### Written task 1
Copy word for word the part of the passage on the Second Battle of Mohács that runs from "The Second Battle" up to and including "for the Ottomans.".

### Selected passage
================

8,000 killed and wounded
2,000 captured
78 guns
56 flags
5,000 muskets

The Second Battle of Mohács, also known as the Battle of Harsány Mountain,[4][5] was fought on 12 August 1687 between the forces of Ottoman Sultan Mehmed IV, commanded by the Grand-Vizier Sari Süleyman Paşa, and the forces of Holy Roman Emperor Leopold I, commanded by Charles of Lorraine. The result was a defeat for the Ottomans.


The Great Turkish War began in July 1683 with an attack on Vienna by the Ottoman army. The siege was broken by the Battle of Vienna on 12 September, won by the combined forces of the Holy Roman Empire of the German Nations and the Polish–Lithuanian Commonwealth, under the overall command of the King of Poland, John III Sobieski, who led the Polish forces. From September the initiative passed to the imperial troops. In the following years the Imperial Habsburg armies under Charles of Lorraine drove the Ottomans back, conquering many fortresses (such as Esztergom, Vác, Pest). After the Battle of Buda they laid siege to and took over the former Hungarian capital of Buda. At the end of 1686 the Ottomans made peace overtures; however, the Imperial Habsburgs saw a chance to conquer the whole of Hungary and the overtures were rejected.[6]

In April 1687 it was decided in Vienna that further military action should be taken. The main army (of about 40,000 troops) under the command of Duke Charles of Lorraine proceeded along the River Danube to Osijek on the River Drava, while another army of about 20,000 men under the command of Elector Max Emanuel of Bavaria moved along the River Tisza to Szolnok and towards Petrovaradin. In the middle of July the two imperial armies met on the Danube and either marched overland or along the Drava to Osijek.

In contrast, the Ottoman army (of about 60,000 men), under the command of the Grand Vizier Sari Süleyman Paşa, stayed in front of the main River Drava crossing (with its 8 km-long wooden bridge) at Osijek in order to protect it, and then fortified this position. When the Imperial Habsburg army arrived, the River Drava divided the two sides. At the end of July the Imperial Habsburg army was able to make a bridgehead on the shores of the river and stood in battle array, to challenge the Ottomans. However, the Ottoman army remained passive and was satisfied with artillery bombardments of the weirs on the Drava, the bridges and the riverside.

================

### Written task 2
Quote the entries from their first line up to and including the line with "colorbar-swatch [501,502,562,517]".

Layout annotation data
================

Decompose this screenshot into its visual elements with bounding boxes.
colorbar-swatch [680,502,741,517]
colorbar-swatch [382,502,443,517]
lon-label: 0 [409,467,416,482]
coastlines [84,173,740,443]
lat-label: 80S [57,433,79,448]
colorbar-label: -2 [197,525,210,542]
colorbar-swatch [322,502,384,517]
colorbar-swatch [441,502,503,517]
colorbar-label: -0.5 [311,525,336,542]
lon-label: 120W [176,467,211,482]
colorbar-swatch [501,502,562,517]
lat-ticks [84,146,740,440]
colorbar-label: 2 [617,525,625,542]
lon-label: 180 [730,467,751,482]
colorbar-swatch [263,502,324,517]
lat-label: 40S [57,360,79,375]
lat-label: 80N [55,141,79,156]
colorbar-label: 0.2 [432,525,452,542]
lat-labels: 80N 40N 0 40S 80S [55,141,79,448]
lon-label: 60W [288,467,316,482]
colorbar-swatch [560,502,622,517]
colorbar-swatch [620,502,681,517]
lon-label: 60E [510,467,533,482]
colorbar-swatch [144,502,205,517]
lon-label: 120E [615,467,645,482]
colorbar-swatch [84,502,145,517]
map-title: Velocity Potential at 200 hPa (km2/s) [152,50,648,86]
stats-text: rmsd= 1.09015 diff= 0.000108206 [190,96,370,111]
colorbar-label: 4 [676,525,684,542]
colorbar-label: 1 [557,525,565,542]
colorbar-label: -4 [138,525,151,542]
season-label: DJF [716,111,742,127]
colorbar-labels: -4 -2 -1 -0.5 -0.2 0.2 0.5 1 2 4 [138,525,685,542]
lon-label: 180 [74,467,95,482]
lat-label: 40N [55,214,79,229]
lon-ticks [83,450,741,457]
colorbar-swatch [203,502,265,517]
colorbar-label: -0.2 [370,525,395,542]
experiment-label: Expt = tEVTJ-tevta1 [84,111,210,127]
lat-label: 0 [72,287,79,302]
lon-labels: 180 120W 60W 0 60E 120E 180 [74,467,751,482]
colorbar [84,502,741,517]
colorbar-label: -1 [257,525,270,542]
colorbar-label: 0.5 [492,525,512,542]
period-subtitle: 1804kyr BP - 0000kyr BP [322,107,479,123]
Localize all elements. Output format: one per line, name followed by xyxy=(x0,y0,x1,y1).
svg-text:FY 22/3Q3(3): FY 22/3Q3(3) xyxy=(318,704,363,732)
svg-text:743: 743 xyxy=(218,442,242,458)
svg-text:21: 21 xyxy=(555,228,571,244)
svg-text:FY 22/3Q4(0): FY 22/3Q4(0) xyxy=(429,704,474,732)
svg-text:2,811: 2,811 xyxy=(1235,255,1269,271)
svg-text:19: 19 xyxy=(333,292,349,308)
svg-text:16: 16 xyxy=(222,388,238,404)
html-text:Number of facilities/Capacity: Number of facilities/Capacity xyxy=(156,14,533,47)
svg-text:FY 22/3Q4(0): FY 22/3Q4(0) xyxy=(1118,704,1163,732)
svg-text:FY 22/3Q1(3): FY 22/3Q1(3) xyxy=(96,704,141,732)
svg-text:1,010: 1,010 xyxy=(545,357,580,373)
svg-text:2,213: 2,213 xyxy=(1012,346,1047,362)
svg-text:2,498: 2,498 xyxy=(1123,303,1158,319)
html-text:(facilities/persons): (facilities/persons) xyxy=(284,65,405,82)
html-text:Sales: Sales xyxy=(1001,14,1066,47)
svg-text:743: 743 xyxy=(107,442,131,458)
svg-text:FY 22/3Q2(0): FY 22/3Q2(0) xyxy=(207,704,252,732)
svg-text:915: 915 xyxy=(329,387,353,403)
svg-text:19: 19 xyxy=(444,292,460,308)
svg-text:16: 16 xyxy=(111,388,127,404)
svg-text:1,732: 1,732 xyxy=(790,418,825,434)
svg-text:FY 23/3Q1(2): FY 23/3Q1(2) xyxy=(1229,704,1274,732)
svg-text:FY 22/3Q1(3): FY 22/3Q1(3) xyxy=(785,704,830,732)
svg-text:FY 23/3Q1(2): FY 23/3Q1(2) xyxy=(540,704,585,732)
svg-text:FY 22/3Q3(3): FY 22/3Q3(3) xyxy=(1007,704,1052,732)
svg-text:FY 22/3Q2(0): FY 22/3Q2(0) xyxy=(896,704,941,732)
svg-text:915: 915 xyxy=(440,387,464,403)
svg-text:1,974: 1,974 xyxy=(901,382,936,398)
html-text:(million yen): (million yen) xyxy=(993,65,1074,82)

================

### Full answer 1
The Second Battle of Mohács, also known as the Battle of Harsány Mountain,[4][5] was fought on 12 August 1687 between the forces of Ottoman Sultan Mehmed IV, commanded by the Grand-Vizier Sari Süleyman Paşa, and the forces of Holy Roman Emperor Leopold I, commanded by Charles of Lorraine. The result was a defeat for the Ottomans.

### Full answer 2
Decompose this screenshot into its visual elements with bounding boxes.
colorbar-swatch [680,502,741,517]
colorbar-swatch [382,502,443,517]
lon-label: 0 [409,467,416,482]
coastlines [84,173,740,443]
lat-label: 80S [57,433,79,448]
colorbar-label: -2 [197,525,210,542]
colorbar-swatch [322,502,384,517]
colorbar-swatch [441,502,503,517]
colorbar-label: -0.5 [311,525,336,542]
lon-label: 120W [176,467,211,482]
colorbar-swatch [501,502,562,517]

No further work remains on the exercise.